In the material below, find each line holding the string "Προεπιλεγμένη" and copy it.

──────── THE RECORDS

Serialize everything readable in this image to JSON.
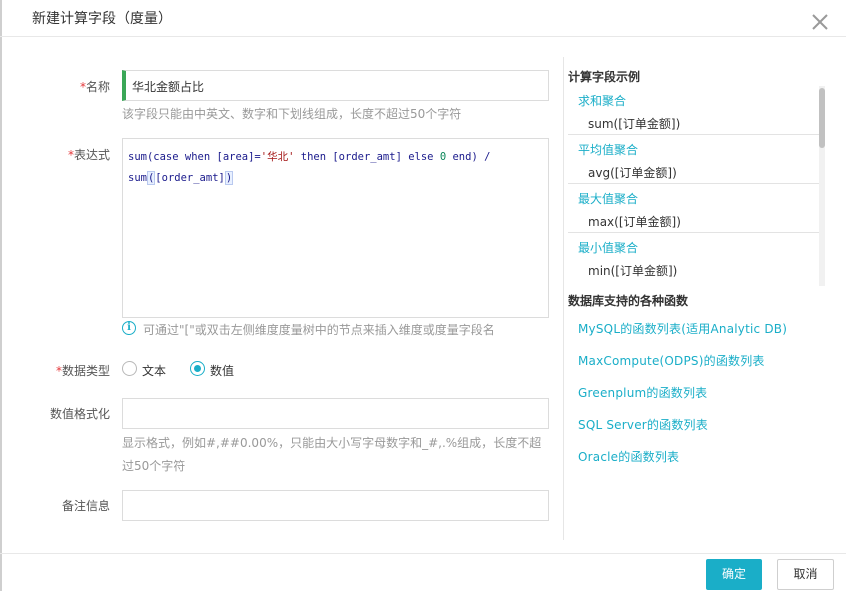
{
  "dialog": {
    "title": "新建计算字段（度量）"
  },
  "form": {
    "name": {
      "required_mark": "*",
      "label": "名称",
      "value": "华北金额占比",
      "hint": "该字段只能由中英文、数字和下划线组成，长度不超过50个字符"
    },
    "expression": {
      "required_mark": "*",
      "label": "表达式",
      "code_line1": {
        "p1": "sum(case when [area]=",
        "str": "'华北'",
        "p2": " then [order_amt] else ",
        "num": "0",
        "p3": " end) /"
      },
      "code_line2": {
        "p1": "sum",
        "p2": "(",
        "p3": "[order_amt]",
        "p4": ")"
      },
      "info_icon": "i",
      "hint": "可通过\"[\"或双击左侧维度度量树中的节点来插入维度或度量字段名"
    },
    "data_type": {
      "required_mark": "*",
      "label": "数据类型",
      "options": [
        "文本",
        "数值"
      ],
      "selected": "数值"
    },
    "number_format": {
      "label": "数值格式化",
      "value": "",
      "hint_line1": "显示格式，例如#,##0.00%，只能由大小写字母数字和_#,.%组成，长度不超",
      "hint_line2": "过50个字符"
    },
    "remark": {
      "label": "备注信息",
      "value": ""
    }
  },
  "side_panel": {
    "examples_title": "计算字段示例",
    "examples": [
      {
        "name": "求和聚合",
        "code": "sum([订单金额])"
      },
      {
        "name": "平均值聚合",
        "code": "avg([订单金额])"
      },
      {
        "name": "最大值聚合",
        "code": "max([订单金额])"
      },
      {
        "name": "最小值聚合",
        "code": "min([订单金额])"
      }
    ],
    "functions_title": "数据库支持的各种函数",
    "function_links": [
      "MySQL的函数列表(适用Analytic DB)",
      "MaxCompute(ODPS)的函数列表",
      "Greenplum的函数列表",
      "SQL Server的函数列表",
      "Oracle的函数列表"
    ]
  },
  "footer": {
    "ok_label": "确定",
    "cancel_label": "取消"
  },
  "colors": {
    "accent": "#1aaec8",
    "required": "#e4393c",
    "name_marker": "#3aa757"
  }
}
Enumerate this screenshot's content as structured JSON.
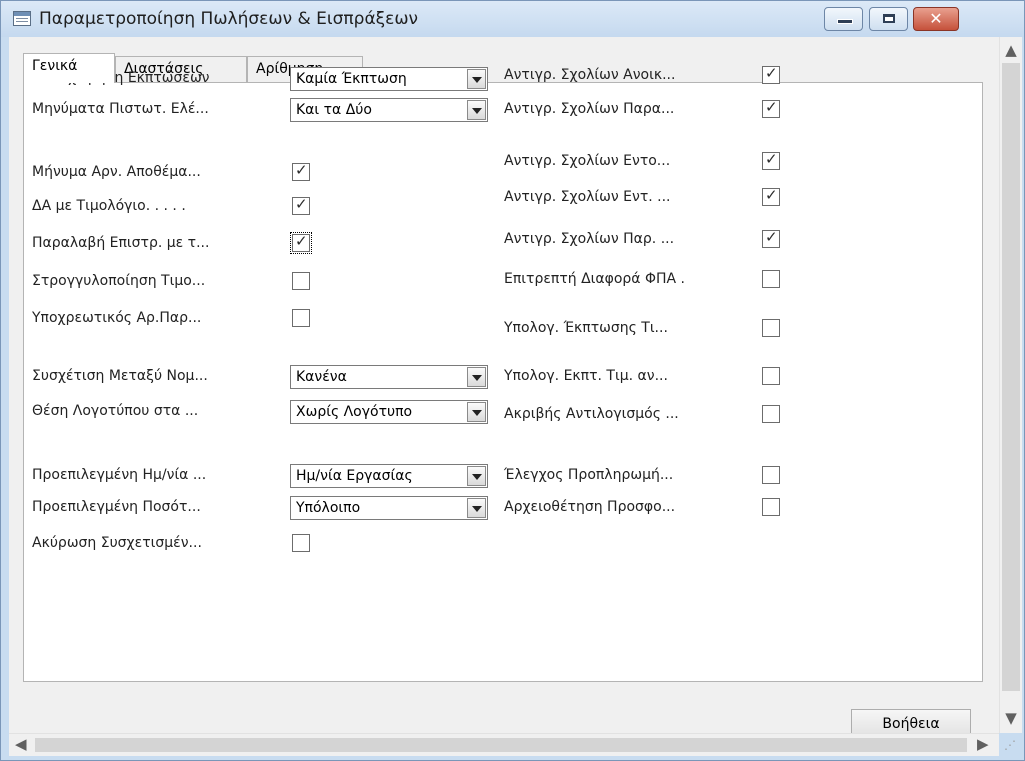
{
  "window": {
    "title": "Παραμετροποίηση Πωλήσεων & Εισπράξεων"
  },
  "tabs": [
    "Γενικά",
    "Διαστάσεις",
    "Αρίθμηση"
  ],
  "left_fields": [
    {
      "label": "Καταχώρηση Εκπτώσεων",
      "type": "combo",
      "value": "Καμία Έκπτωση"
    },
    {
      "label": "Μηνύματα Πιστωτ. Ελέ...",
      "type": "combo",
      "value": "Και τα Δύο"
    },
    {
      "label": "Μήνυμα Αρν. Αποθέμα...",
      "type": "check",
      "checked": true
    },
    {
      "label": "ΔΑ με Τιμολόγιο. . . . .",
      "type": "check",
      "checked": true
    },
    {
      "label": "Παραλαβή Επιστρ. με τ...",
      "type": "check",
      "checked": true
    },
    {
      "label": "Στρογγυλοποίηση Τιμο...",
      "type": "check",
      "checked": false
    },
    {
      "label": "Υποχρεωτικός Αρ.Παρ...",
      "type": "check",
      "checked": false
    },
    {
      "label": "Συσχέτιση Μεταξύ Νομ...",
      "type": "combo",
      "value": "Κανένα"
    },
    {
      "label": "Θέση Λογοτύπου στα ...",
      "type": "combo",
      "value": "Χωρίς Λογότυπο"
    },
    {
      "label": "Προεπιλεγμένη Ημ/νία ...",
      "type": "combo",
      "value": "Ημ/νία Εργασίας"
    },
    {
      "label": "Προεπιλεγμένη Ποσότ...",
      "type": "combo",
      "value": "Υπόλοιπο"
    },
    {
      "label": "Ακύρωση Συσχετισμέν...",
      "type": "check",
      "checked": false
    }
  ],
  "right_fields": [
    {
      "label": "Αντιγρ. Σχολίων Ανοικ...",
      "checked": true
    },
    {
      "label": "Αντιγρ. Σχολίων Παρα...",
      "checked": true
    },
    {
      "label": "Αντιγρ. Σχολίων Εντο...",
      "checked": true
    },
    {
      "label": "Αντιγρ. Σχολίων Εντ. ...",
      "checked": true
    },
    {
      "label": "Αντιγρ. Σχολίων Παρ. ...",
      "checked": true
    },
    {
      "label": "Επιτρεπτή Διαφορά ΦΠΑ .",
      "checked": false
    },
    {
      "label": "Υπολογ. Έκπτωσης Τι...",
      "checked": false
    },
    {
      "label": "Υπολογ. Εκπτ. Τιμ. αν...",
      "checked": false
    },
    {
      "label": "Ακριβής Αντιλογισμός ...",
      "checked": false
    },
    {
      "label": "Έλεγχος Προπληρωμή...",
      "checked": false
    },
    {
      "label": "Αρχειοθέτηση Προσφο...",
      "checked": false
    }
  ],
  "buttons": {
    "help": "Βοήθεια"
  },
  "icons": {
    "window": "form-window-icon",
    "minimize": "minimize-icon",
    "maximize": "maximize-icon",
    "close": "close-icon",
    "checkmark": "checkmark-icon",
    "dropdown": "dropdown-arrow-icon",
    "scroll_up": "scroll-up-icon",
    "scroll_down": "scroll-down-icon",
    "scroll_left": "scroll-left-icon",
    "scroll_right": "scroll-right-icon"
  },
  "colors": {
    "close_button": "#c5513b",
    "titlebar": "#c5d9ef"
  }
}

────────────────
──────── THE RECORDS

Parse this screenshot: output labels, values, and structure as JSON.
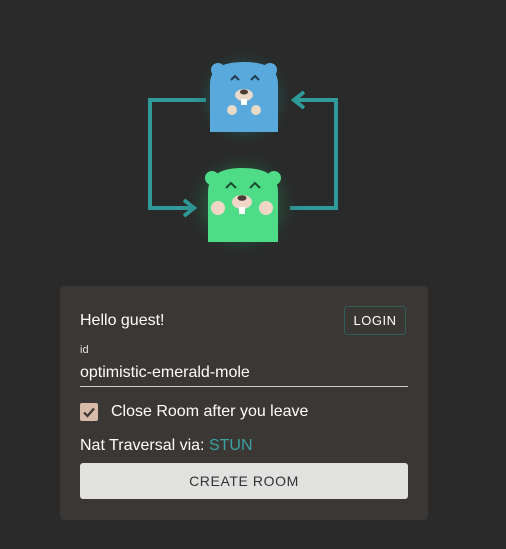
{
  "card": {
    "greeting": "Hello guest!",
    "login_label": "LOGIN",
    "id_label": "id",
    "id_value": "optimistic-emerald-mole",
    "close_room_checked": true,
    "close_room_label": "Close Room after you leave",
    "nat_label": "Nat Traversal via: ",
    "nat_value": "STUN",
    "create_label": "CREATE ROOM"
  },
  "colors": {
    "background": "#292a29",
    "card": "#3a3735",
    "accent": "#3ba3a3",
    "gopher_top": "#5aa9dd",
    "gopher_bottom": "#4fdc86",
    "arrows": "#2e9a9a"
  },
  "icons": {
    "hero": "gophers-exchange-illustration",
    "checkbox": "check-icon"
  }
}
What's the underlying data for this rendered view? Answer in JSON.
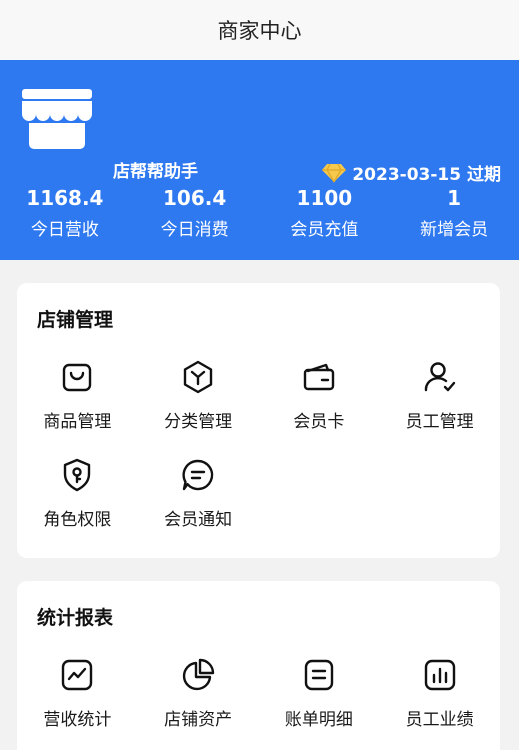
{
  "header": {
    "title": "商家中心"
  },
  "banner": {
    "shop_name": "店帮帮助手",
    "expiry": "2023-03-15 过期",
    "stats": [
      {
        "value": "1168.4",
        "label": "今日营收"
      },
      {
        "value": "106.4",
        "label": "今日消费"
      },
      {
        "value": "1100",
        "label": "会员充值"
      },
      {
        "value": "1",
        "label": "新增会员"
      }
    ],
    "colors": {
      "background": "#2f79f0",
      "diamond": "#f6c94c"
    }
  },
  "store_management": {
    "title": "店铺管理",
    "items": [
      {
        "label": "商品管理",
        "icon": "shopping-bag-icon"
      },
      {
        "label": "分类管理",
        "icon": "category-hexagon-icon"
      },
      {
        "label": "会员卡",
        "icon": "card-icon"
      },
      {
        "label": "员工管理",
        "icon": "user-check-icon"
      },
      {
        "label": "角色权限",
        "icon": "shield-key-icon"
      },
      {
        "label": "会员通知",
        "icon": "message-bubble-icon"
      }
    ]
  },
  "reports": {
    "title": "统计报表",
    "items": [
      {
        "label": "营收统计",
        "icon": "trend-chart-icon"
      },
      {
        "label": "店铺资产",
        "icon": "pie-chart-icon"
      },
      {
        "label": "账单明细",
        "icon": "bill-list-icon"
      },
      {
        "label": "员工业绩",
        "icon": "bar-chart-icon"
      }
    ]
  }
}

────────────────
──────── THE RECORDS

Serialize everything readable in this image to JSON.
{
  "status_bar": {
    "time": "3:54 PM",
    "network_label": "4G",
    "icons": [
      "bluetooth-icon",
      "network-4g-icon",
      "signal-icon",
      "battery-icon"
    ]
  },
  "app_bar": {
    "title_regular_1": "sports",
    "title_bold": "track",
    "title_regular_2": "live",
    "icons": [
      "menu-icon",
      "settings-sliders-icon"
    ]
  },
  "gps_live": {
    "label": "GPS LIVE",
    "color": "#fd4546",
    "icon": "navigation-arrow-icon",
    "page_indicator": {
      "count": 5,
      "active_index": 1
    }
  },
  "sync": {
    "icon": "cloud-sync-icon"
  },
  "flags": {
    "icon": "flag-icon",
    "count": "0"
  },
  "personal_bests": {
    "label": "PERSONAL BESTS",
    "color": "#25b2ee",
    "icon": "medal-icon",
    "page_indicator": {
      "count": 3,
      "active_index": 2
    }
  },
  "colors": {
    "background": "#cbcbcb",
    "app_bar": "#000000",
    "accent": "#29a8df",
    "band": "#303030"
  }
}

────────────────

OUTPUT FOR THIS EXERCISE:
      "label": "Προεπιλεγμένη Ημ/νία ...",
      "label": "Προεπιλεγμένη Ποσότ...",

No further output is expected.